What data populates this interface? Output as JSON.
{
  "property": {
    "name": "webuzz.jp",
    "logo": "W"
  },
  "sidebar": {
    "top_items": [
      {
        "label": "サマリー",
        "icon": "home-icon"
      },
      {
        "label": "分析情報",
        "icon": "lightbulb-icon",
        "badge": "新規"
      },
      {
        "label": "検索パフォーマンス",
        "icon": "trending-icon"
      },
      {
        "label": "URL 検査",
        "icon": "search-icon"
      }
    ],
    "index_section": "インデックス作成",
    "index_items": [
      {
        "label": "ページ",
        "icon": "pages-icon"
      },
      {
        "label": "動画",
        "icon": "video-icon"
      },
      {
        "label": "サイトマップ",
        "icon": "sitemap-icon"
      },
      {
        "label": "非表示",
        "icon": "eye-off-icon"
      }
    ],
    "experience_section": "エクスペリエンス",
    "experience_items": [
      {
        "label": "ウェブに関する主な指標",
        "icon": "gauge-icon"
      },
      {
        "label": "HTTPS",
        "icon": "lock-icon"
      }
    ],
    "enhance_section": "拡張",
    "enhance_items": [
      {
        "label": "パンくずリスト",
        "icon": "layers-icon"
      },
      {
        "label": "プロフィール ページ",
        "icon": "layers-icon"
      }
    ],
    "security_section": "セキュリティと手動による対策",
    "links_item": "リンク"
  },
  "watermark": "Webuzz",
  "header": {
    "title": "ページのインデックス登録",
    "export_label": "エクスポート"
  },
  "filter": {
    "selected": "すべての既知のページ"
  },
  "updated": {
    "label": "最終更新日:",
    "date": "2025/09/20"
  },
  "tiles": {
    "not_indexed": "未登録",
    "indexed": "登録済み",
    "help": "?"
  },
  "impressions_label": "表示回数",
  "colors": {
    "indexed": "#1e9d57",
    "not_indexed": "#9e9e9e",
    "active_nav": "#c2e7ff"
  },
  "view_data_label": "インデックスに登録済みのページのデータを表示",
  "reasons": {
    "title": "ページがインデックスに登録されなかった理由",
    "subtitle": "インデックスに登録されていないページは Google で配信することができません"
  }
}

GIVEN INSTRUCTION:
Reproduce the data in its entirety, matching each character.

THE OUTPUT:
What data populates this interface? Output as JSON.
{
  "property": {
    "name": "webuzz.jp",
    "logo": "W"
  },
  "sidebar": {
    "top_items": [
      {
        "label": "サマリー",
        "icon": "home-icon"
      },
      {
        "label": "分析情報",
        "icon": "lightbulb-icon",
        "badge": "新規"
      },
      {
        "label": "検索パフォーマンス",
        "icon": "trending-icon"
      },
      {
        "label": "URL 検査",
        "icon": "search-icon"
      }
    ],
    "index_section": "インデックス作成",
    "index_items": [
      {
        "label": "ページ",
        "icon": "pages-icon"
      },
      {
        "label": "動画",
        "icon": "video-icon"
      },
      {
        "label": "サイトマップ",
        "icon": "sitemap-icon"
      },
      {
        "label": "非表示",
        "icon": "eye-off-icon"
      }
    ],
    "experience_section": "エクスペリエンス",
    "experience_items": [
      {
        "label": "ウェブに関する主な指標",
        "icon": "gauge-icon"
      },
      {
        "label": "HTTPS",
        "icon": "lock-icon"
      }
    ],
    "enhance_section": "拡張",
    "enhance_items": [
      {
        "label": "パンくずリスト",
        "icon": "layers-icon"
      },
      {
        "label": "プロフィール ページ",
        "icon": "layers-icon"
      }
    ],
    "security_section": "セキュリティと手動による対策",
    "links_item": "リンク"
  },
  "watermark": "Webuzz",
  "header": {
    "title": "ページのインデックス登録",
    "export_label": "エクスポート"
  },
  "filter": {
    "selected": "すべての既知のページ"
  },
  "updated": {
    "label": "最終更新日:",
    "date": "2025/09/20"
  },
  "tiles": {
    "not_indexed": "未登録",
    "indexed": "登録済み",
    "help": "?"
  },
  "impressions_label": "表示回数",
  "colors": {
    "indexed": "#1e9d57",
    "not_indexed": "#9e9e9e",
    "active_nav": "#c2e7ff"
  },
  "view_data_label": "インデックスに登録済みのページのデータを表示",
  "reasons": {
    "title": "ページがインデックスに登録されなかった理由",
    "subtitle": "インデックスに登録されていないページは Google で配信することができません"
  }
}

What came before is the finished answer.